[WHAT THE EXERCISE ASKS]: Restate the entries below verbatim.

[INFORMATION PROVIDED]:

= = =

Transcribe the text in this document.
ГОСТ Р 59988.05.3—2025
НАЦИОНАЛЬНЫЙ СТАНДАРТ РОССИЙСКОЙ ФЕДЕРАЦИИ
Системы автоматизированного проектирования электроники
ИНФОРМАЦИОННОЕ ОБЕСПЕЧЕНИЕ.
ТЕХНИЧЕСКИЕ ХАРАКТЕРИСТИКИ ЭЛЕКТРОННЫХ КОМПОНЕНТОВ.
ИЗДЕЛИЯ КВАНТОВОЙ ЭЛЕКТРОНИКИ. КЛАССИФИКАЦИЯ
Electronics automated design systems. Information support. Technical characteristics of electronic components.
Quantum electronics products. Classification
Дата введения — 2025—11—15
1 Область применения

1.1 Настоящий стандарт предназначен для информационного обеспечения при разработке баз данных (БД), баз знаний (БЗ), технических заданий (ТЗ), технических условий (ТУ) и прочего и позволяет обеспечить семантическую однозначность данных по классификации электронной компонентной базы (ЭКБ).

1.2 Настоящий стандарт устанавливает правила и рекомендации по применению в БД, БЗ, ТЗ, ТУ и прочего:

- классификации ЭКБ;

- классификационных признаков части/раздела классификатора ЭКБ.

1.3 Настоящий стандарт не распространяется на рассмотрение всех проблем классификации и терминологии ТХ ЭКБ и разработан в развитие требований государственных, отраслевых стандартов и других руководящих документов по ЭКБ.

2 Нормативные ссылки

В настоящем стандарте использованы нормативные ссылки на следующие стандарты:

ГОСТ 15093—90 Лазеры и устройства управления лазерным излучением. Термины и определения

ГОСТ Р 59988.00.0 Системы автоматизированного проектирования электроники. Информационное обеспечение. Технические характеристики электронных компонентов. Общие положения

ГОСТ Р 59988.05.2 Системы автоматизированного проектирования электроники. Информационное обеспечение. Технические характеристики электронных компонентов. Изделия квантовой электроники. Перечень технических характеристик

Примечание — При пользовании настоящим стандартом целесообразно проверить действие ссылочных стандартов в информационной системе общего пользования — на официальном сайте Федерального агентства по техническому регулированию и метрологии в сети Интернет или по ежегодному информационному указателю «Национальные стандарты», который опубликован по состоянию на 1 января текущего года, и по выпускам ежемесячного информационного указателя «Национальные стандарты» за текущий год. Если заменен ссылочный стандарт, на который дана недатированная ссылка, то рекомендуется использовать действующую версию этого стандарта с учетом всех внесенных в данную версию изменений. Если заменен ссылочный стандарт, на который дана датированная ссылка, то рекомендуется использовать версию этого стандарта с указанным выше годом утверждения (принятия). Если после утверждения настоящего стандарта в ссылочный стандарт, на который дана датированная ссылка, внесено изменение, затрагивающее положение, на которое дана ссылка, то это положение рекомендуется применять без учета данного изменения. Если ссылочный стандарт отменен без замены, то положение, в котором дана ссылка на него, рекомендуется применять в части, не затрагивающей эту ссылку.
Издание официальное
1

= = =

[EXERCISE RESPONSE]:
Transcribe the text in this document.
ГОСТ Р 59988.05.3—2025
НАЦИОНАЛЬНЫЙ СТАНДАРТ РОССИЙСКОЙ ФЕДЕРАЦИИ
Системы автоматизированного проектирования электроники
ИНФОРМАЦИОННОЕ ОБЕСПЕЧЕНИЕ.
ТЕХНИЧЕСКИЕ ХАРАКТЕРИСТИКИ ЭЛЕКТРОННЫХ КОМПОНЕНТОВ.
ИЗДЕЛИЯ КВАНТОВОЙ ЭЛЕКТРОНИКИ. КЛАССИФИКАЦИЯ
Electronics automated design systems. Information support. Technical characteristics of electronic components.
Quantum electronics products. Classification
Дата введения — 2025—11—15
1 Область применения

1.1 Настоящий стандарт предназначен для информационного обеспечения при разработке баз данных (БД), баз знаний (БЗ), технических заданий (ТЗ), технических условий (ТУ) и прочего и позволяет обеспечить семантическую однозначность данных по классификации электронной компонентной базы (ЭКБ).

1.2 Настоящий стандарт устанавливает правила и рекомендации по применению в БД, БЗ, ТЗ, ТУ и прочего:

- классификации ЭКБ;

- классификационных признаков части/раздела классификатора ЭКБ.

1.3 Настоящий стандарт не распространяется на рассмотрение всех проблем классификации и терминологии ТХ ЭКБ и разработан в развитие требований государственных, отраслевых стандартов и других руководящих документов по ЭКБ.

2 Нормативные ссылки

В настоящем стандарте использованы нормативные ссылки на следующие стандарты:

ГОСТ 15093—90 Лазеры и устройства управления лазерным излучением. Термины и определения

ГОСТ Р 59988.00.0 Системы автоматизированного проектирования электроники. Информационное обеспечение. Технические характеристики электронных компонентов. Общие положения

ГОСТ Р 59988.05.2 Системы автоматизированного проектирования электроники. Информационное обеспечение. Технические характеристики электронных компонентов. Изделия квантовой электроники. Перечень технических характеристик

Примечание — При пользовании настоящим стандартом целесообразно проверить действие ссылочных стандартов в информационной системе общего пользования — на официальном сайте Федерального агентства по техническому регулированию и метрологии в сети Интернет или по ежегодному информационному указателю «Национальные стандарты», который опубликован по состоянию на 1 января текущего года, и по выпускам ежемесячного информационного указателя «Национальные стандарты» за текущий год. Если заменен ссылочный стандарт, на который дана недатированная ссылка, то рекомендуется использовать действующую версию этого стандарта с учетом всех внесенных в данную версию изменений. Если заменен ссылочный стандарт, на который дана датированная ссылка, то рекомендуется использовать версию этого стандарта с указанным выше годом утверждения (принятия). Если после утверждения настоящего стандарта в ссылочный стандарт, на который дана датированная ссылка, внесено изменение, затрагивающее положение, на которое дана ссылка, то это положение рекомендуется применять без учета данного изменения. Если ссылочный стандарт отменен без замены, то положение, в котором дана ссылка на него, рекомендуется применять в части, не затрагивающей эту ссылку.
Издание официальное
1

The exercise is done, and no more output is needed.